Problem requirements -
List each line of the data in which the string "velocity" appears.

Data provided -
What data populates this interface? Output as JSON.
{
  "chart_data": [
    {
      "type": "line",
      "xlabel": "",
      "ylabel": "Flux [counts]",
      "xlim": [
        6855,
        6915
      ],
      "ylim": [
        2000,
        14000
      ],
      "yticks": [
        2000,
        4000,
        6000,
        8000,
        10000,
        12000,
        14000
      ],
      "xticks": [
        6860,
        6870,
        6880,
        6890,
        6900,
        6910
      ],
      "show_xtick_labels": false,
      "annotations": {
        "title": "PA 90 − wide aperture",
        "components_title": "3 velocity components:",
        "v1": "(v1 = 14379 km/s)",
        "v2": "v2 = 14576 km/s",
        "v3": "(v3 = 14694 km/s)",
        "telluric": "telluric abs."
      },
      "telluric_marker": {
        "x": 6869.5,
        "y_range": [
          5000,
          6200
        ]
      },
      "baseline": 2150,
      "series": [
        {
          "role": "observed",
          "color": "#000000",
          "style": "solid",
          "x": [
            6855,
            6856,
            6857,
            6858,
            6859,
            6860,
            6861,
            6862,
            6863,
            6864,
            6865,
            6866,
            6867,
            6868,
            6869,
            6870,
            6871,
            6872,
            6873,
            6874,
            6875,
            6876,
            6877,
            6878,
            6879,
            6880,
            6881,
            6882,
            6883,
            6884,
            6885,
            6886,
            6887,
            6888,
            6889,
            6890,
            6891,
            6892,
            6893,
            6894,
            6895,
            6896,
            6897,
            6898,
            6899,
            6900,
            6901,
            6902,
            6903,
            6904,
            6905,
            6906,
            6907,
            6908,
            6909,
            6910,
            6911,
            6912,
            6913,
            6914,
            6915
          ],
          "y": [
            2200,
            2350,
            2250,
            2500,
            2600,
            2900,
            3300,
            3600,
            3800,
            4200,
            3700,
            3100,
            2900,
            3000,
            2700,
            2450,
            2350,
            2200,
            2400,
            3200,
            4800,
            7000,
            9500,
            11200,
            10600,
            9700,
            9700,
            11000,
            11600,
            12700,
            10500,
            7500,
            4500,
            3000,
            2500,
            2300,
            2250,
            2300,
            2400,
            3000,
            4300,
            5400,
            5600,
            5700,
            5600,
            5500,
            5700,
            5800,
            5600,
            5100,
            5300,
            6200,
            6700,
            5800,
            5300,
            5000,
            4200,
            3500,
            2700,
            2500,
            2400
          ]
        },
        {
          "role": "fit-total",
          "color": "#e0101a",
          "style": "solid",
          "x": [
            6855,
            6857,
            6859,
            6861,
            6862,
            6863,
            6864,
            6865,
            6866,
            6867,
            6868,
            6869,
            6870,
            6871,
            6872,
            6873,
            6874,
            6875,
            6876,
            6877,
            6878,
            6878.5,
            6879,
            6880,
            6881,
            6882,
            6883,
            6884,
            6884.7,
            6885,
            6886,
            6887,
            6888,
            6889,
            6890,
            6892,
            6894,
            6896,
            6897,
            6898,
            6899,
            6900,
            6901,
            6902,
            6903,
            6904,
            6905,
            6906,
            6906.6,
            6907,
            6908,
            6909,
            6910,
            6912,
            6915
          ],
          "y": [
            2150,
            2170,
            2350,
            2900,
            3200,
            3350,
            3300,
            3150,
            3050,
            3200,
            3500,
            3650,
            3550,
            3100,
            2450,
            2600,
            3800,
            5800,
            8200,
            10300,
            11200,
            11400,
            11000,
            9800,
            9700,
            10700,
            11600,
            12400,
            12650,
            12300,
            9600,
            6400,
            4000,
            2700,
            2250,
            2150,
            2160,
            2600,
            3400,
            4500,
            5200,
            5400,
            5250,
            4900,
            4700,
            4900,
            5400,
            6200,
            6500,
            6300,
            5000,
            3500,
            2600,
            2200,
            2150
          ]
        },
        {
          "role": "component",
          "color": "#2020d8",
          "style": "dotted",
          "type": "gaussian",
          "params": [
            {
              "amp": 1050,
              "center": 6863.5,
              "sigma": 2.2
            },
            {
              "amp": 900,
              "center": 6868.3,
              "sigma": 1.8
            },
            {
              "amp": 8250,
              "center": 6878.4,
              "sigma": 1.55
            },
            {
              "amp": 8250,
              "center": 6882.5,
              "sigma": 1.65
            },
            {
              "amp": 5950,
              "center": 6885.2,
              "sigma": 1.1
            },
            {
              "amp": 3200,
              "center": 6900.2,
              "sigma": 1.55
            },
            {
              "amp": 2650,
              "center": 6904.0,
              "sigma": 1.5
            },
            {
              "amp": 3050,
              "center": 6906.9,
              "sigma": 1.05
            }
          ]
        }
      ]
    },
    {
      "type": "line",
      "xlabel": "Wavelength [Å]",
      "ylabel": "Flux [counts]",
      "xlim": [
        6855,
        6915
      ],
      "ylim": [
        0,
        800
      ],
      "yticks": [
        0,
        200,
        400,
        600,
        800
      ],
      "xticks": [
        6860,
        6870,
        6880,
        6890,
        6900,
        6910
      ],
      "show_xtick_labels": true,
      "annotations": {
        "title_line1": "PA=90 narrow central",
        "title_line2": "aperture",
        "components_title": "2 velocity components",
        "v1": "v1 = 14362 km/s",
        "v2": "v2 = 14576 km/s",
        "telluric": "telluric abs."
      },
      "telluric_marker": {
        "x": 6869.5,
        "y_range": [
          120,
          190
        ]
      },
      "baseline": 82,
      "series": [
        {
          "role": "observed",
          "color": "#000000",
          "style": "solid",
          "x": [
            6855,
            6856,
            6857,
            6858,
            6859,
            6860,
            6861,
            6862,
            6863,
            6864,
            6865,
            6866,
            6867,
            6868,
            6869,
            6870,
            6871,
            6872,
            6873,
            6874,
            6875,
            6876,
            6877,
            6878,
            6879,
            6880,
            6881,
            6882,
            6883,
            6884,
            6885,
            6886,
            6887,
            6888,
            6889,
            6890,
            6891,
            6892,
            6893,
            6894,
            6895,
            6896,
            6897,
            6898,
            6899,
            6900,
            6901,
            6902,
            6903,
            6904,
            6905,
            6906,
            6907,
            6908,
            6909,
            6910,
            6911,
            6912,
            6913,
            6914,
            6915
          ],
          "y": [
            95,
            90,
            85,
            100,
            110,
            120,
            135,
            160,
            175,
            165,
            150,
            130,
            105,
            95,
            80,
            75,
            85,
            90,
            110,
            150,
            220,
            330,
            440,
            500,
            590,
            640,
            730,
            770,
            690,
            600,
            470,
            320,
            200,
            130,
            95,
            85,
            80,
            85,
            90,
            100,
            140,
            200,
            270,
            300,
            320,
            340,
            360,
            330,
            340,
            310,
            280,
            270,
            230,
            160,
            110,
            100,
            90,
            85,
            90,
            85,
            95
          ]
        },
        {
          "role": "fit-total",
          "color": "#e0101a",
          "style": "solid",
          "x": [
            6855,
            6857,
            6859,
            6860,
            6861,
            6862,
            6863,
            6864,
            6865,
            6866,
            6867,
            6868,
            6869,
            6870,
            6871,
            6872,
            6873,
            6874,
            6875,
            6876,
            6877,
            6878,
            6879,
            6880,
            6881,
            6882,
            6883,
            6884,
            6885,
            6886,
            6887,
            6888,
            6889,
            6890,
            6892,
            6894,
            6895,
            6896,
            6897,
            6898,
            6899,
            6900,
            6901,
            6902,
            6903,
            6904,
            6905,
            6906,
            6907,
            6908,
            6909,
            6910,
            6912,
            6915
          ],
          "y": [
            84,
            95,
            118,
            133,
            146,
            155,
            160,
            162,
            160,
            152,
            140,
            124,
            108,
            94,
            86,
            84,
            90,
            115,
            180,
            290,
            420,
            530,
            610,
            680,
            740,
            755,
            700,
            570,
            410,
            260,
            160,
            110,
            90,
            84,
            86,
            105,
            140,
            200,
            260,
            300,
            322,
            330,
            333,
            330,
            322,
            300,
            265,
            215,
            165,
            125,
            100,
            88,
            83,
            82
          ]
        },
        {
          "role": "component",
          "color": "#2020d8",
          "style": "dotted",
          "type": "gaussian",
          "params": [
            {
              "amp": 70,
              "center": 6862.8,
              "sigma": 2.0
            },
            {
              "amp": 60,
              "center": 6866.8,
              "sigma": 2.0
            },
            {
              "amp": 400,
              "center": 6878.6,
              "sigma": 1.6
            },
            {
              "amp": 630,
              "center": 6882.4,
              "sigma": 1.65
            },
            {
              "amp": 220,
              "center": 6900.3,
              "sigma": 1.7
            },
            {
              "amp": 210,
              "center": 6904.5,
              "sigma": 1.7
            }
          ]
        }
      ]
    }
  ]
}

Response for this exercise -
        "components_title": "3 velocity components:",
        "components_title": "2 velocity components",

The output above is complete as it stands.